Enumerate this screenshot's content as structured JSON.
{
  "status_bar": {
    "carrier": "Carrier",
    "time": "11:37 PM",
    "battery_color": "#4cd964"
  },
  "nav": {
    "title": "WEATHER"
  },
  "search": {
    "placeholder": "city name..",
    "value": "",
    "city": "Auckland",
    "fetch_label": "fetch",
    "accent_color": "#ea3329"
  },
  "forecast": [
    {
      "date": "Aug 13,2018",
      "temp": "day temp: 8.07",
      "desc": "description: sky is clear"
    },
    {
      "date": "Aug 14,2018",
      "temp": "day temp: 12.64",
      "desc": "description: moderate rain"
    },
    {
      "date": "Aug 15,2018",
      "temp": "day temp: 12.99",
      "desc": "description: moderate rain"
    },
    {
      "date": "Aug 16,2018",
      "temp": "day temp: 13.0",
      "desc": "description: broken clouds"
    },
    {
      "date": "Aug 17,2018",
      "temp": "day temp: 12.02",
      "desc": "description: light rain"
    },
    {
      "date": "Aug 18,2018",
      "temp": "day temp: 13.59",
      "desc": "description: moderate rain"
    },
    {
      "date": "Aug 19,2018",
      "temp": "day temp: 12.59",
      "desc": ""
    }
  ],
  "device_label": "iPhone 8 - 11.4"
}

---

:: Prompt ::
Give back the whole listing exactly as it reads.

:: Written solution ::
Enumerate this screenshot's content as structured JSON.
{
  "status_bar": {
    "carrier": "Carrier",
    "time": "11:37 PM",
    "battery_color": "#4cd964"
  },
  "nav": {
    "title": "WEATHER"
  },
  "search": {
    "placeholder": "city name..",
    "value": "",
    "city": "Auckland",
    "fetch_label": "fetch",
    "accent_color": "#ea3329"
  },
  "forecast": [
    {
      "date": "Aug 13,2018",
      "temp": "day temp: 8.07",
      "desc": "description: sky is clear"
    },
    {
      "date": "Aug 14,2018",
      "temp": "day temp: 12.64",
      "desc": "description: moderate rain"
    },
    {
      "date": "Aug 15,2018",
      "temp": "day temp: 12.99",
      "desc": "description: moderate rain"
    },
    {
      "date": "Aug 16,2018",
      "temp": "day temp: 13.0",
      "desc": "description: broken clouds"
    },
    {
      "date": "Aug 17,2018",
      "temp": "day temp: 12.02",
      "desc": "description: light rain"
    },
    {
      "date": "Aug 18,2018",
      "temp": "day temp: 13.59",
      "desc": "description: moderate rain"
    },
    {
      "date": "Aug 19,2018",
      "temp": "day temp: 12.59",
      "desc": ""
    }
  ],
  "device_label": "iPhone 8 - 11.4"
}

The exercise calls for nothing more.